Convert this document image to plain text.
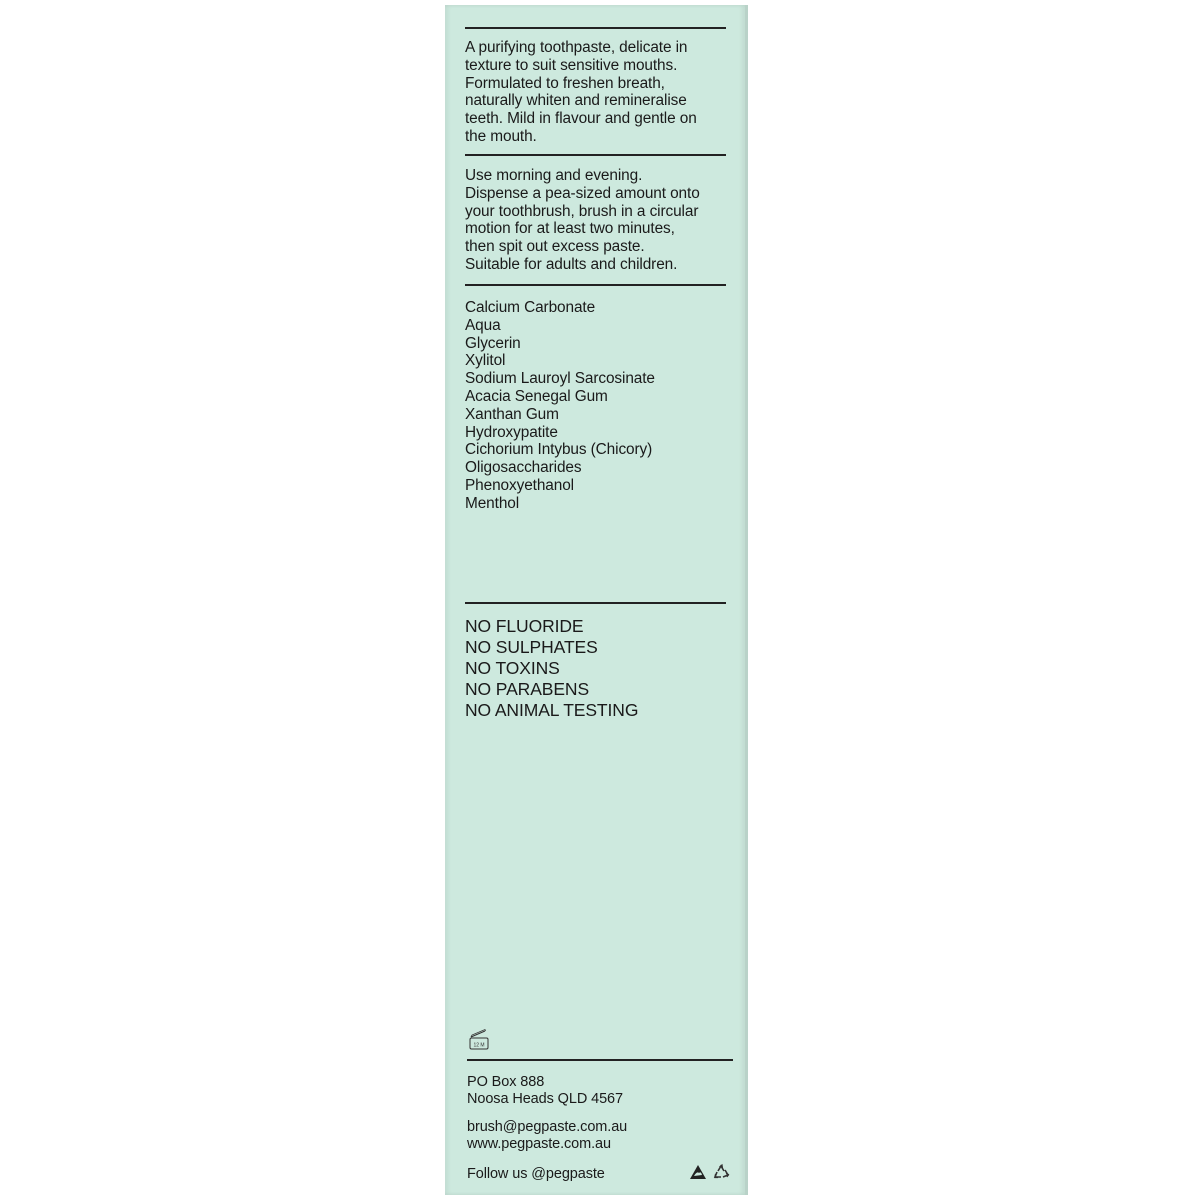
A purifying toothpaste, delicate in
texture to suit sensitive mouths.
Formulated to freshen breath,
naturally whiten and remineralise
teeth. Mild in flavour and gentle on
the mouth.
Use morning and evening.
Dispense a pea-sized amount onto
your toothbrush, brush in a circular
motion for at least two minutes,
then spit out excess paste.
Suitable for adults and children.
Calcium Carbonate
Aqua
Glycerin
Xylitol
Sodium Lauroyl Sarcosinate
Acacia Senegal Gum
Xanthan Gum
Hydroxypatite
Cichorium Intybus (Chicory)
Oligosaccharides
Phenoxyethanol
Menthol
NO FLUORIDE
NO SULPHATES
NO TOXINS
NO PARABENS
NO ANIMAL TESTING
12 M
PO Box 888
Noosa Heads QLD 4567
brush@pegpaste.com.au
www.pegpaste.com.au
Follow us @pegpaste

:::

* _Goal of the exercise_
The reply must consist of the complete listing, reproduced exactly, with no images.

* _Task result_
Convert this document image to plain text.
A purifying toothpaste, delicate in
texture to suit sensitive mouths.
Formulated to freshen breath,
naturally whiten and remineralise
teeth. Mild in flavour and gentle on
the mouth.
Use morning and evening.
Dispense a pea-sized amount onto
your toothbrush, brush in a circular
motion for at least two minutes,
then spit out excess paste.
Suitable for adults and children.
Calcium Carbonate
Aqua
Glycerin
Xylitol
Sodium Lauroyl Sarcosinate
Acacia Senegal Gum
Xanthan Gum
Hydroxypatite
Cichorium Intybus (Chicory)
Oligosaccharides
Phenoxyethanol
Menthol
NO FLUORIDE
NO SULPHATES
NO TOXINS
NO PARABENS
NO ANIMAL TESTING
12 M
PO Box 888
Noosa Heads QLD 4567
brush@pegpaste.com.au
www.pegpaste.com.au
Follow us @pegpaste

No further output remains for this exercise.